Task objective:
Only lines holding the string "Comm" are wanted; copy each one from the material.

Supplied material:
◆ ◆ ◆ ◆ ◆ ◆ ◆

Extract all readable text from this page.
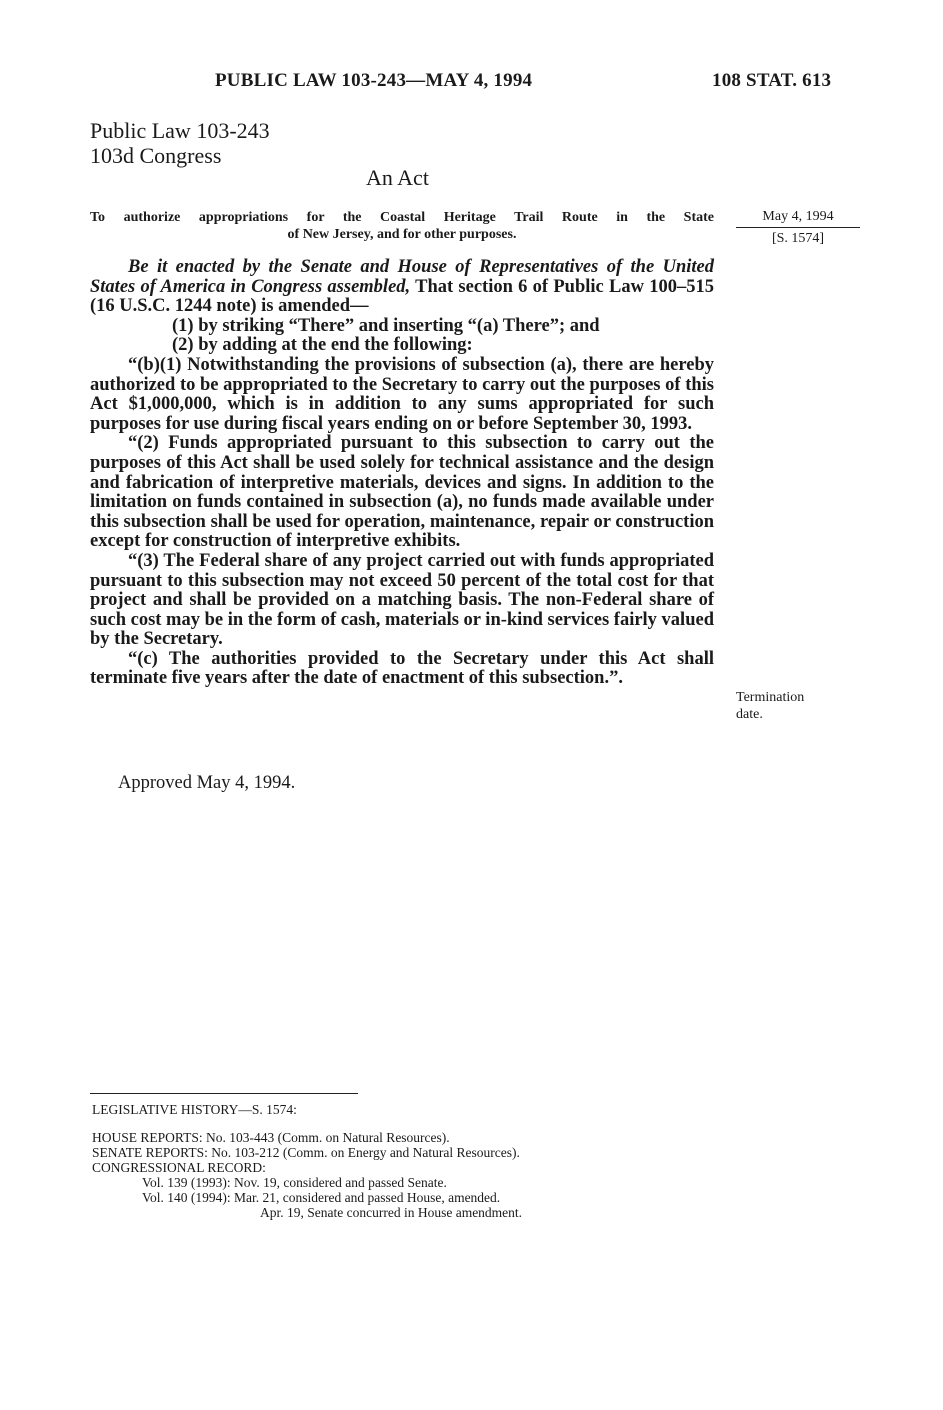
PUBLIC LAW 103-243—MAY 4, 1994	108 STAT. 613
Public Law 103-243
103d Congress
An Act
To authorize appropriations for the Coastal Heritage Trail Route in the State
of New Jersey, and for other purposes.
May 4, 1994
[S. 1574]

Be it enacted by the Senate and House of Representatives of the United States of America in Congress assembled, That section 6 of Public Law 100–515 (16 U.S.C. 1244 note) is amended—

(1) by striking “There” and inserting “(a) There”; and

(2) by adding at the end the following:

“(b)(1) Notwithstanding the provisions of subsection (a), there are hereby authorized to be appropriated to the Secretary to carry out the purposes of this Act $1,000,000, which is in addition to any sums appropriated for such purposes for use during fiscal years ending on or before September 30, 1993.

“(2) Funds appropriated pursuant to this subsection to carry out the purposes of this Act shall be used solely for technical assistance and the design and fabrication of interpretive materials, devices and signs. In addition to the limitation on funds contained in subsection (a), no funds made available under this subsection shall be used for operation, maintenance, repair or construction except for construction of interpretive exhibits.

“(3) The Federal share of any project carried out with funds appropriated pursuant to this subsection may not exceed 50 percent of the total cost for that project and shall be provided on a matching basis. The non-Federal share of such cost may be in the form of cash, materials or in-kind services fairly valued by the Secretary.

“(c) The authorities provided to the Secretary under this Act shall terminate five years after the date of enactment of this subsection.”.

Termination
date.
Approved May 4, 1994.
LEGISLATIVE HISTORY—S. 1574:
HOUSE REPORTS: No. 103-443 (Comm. on Natural Resources).
SENATE REPORTS: No. 103-212 (Comm. on Energy and Natural Resources).
CONGRESSIONAL RECORD:
Vol. 139 (1993): Nov. 19, considered and passed Senate.
Vol. 140 (1994): Mar. 21, considered and passed House, amended.
Apr. 19, Senate concurred in House amendment.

◆ ◆ ◆ ◆ ◆ ◆ ◆

Result of this task:
HOUSE REPORTS: No. 103-443 (Comm. on Natural Resources).
SENATE REPORTS: No. 103-212 (Comm. on Energy and Natural Resources).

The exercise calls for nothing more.